**YOUR INSTRUCTIONS**
Copy each line of the entries that contains the word "power".

Data entries:
★ ★ ★ ★
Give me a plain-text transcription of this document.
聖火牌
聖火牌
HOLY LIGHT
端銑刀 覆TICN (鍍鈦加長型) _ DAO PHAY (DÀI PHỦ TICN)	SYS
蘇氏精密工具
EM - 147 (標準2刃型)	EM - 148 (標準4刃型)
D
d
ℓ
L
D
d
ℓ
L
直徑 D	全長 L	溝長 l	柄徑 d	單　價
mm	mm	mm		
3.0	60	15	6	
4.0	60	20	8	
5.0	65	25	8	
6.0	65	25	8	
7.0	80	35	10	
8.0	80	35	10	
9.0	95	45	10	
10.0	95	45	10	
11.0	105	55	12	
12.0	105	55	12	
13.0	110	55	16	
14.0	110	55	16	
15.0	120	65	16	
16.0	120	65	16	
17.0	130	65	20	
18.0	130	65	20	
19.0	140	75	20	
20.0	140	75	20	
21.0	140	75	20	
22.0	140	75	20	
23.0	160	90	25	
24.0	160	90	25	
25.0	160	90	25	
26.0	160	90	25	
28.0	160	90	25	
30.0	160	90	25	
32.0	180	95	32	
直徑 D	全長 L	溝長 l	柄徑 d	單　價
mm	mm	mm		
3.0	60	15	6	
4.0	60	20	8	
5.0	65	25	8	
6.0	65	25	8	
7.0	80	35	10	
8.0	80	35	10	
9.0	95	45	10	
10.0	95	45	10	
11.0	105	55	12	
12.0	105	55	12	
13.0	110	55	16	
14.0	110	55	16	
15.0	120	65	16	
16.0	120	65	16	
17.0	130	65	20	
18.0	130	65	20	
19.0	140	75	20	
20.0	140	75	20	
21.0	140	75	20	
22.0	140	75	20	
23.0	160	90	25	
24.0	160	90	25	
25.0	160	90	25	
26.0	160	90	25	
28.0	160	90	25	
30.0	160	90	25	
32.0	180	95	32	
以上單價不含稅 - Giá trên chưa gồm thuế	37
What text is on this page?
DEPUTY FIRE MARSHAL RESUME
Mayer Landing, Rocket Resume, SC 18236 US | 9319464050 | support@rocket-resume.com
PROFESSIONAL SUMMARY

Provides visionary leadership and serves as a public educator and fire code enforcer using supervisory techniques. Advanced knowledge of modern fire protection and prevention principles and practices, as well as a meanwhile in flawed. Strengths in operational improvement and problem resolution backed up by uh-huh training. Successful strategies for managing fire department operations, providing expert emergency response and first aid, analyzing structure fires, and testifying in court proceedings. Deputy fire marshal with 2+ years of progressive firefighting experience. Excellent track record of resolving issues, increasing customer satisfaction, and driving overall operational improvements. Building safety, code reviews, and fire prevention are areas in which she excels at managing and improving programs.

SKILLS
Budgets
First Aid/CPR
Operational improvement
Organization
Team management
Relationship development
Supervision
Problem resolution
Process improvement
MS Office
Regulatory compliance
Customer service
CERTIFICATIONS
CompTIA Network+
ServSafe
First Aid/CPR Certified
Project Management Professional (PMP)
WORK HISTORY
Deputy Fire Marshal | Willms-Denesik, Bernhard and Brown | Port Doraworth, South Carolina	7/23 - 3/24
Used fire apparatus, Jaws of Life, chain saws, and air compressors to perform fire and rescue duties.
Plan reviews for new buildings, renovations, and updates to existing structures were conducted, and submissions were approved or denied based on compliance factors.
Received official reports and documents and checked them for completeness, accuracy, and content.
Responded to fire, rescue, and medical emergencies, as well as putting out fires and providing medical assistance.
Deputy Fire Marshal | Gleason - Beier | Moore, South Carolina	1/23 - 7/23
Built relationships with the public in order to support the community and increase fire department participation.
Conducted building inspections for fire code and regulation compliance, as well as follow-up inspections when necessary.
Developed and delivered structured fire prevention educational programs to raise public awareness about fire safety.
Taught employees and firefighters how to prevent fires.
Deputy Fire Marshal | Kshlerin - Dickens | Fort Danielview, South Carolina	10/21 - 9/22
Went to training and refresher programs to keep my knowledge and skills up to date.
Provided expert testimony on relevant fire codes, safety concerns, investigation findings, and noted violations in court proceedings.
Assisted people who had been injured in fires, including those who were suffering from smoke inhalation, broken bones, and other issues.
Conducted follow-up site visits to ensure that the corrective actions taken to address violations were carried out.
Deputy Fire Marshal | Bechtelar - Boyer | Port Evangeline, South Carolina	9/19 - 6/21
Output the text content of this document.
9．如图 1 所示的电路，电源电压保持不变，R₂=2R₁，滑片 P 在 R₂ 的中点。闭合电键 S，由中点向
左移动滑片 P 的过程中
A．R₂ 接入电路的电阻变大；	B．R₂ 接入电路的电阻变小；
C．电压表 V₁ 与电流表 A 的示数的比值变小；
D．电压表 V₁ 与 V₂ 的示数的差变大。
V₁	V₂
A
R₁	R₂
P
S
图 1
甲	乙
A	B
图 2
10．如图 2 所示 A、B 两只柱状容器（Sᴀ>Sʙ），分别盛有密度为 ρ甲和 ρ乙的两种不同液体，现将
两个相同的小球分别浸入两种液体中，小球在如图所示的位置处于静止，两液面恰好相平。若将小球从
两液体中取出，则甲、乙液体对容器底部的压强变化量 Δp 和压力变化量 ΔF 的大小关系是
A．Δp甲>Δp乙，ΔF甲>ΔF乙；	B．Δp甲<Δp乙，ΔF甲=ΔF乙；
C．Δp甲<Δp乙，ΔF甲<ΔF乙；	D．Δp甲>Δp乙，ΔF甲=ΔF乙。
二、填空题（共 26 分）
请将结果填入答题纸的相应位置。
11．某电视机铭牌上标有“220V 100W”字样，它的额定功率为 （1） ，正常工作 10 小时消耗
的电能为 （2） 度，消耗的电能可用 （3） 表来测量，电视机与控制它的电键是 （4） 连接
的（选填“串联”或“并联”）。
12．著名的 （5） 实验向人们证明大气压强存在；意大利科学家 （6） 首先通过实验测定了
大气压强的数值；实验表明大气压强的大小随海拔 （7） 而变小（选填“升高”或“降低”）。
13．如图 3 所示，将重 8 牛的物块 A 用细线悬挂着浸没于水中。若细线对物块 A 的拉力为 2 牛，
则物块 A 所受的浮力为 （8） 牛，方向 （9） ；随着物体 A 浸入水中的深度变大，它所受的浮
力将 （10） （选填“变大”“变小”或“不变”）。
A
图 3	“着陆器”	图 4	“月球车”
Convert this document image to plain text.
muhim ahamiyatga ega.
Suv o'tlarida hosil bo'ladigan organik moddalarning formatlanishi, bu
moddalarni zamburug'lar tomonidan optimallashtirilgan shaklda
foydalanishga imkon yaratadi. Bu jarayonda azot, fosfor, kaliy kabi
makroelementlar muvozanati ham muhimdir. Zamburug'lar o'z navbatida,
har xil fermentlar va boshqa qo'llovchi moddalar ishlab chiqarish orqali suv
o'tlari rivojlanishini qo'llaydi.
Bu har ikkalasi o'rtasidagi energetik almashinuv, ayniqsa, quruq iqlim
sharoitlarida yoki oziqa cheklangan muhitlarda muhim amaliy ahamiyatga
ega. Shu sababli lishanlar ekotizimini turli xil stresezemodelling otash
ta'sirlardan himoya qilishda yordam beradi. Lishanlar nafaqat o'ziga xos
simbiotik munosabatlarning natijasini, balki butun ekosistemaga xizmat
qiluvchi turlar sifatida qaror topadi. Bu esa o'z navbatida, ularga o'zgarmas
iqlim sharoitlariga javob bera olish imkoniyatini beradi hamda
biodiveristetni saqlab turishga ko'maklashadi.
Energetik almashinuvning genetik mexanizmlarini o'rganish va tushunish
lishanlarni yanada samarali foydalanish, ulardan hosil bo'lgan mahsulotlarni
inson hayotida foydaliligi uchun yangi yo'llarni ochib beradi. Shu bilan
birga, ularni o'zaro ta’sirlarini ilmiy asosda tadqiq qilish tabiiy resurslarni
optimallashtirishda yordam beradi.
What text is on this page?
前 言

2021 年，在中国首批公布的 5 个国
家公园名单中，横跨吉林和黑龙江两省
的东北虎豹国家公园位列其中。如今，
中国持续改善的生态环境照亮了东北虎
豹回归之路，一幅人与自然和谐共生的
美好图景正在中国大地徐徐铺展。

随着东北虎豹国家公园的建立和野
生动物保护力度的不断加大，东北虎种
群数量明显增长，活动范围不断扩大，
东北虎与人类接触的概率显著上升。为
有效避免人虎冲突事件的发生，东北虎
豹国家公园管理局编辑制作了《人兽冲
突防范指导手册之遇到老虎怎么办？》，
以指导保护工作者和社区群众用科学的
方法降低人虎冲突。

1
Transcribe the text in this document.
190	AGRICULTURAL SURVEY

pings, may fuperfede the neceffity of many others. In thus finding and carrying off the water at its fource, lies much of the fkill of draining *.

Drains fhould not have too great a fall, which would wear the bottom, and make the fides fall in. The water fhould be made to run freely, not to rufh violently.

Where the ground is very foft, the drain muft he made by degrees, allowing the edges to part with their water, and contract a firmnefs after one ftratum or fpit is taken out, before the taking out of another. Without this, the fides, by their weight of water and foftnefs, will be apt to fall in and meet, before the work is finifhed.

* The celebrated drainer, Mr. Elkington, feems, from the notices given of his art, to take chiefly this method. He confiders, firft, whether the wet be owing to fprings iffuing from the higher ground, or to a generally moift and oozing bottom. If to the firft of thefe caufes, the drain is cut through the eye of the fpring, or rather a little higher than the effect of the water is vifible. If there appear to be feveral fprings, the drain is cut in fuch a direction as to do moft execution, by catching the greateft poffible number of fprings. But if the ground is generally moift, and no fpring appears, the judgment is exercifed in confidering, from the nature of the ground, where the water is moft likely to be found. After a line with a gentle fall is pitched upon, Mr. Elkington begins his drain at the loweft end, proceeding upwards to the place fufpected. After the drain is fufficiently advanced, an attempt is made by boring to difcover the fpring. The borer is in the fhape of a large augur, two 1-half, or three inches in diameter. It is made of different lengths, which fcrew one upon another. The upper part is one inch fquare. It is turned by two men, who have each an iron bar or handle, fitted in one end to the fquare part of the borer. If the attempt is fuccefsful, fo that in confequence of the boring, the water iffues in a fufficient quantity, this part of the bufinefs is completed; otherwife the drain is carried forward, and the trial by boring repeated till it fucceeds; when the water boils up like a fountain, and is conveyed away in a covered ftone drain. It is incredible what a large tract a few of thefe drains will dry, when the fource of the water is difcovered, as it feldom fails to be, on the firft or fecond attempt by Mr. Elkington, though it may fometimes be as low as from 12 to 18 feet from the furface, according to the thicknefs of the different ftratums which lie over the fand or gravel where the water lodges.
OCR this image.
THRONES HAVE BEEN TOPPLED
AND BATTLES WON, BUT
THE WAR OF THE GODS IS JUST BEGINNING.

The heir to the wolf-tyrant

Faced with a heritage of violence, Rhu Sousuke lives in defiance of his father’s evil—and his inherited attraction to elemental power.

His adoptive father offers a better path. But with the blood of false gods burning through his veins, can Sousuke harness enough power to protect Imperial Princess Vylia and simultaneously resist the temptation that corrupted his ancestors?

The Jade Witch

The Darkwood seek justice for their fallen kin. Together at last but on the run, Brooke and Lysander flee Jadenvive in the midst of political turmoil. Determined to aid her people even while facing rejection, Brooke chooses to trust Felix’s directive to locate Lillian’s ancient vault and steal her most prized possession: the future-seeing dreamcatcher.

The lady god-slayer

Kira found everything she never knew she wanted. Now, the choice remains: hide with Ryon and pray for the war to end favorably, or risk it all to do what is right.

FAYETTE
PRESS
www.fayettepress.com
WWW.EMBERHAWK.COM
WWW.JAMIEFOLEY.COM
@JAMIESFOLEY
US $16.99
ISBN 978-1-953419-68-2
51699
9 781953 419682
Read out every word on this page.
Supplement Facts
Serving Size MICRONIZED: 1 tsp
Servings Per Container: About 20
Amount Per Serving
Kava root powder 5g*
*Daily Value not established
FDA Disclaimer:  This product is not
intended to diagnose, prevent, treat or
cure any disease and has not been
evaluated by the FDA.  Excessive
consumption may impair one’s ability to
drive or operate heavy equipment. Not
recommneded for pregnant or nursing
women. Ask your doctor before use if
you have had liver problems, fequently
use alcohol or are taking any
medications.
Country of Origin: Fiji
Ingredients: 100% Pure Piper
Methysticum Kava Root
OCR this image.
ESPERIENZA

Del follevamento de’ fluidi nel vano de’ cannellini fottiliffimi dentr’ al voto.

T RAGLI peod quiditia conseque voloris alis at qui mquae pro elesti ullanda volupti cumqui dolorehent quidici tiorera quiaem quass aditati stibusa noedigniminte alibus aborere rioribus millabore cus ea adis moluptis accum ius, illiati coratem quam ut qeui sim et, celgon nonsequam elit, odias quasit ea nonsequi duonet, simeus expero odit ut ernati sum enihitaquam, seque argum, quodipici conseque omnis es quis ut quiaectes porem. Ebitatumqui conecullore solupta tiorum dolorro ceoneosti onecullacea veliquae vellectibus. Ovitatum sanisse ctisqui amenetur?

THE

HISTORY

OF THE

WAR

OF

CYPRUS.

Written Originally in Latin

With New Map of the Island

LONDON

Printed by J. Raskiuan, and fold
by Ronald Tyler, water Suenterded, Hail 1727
★ ★ ★ ★
**FULL RESPONSE**
Faced with a heritage of violence, Rhu Sousuke lives in defiance of his father’s evil—and his inherited attraction to elemental power.
His adoptive father offers a better path. But with the blood of false gods burning through his veins, can Sousuke harness enough power to protect Imperial Princess Vylia and simultaneously resist the temptation that corrupted his ancestors?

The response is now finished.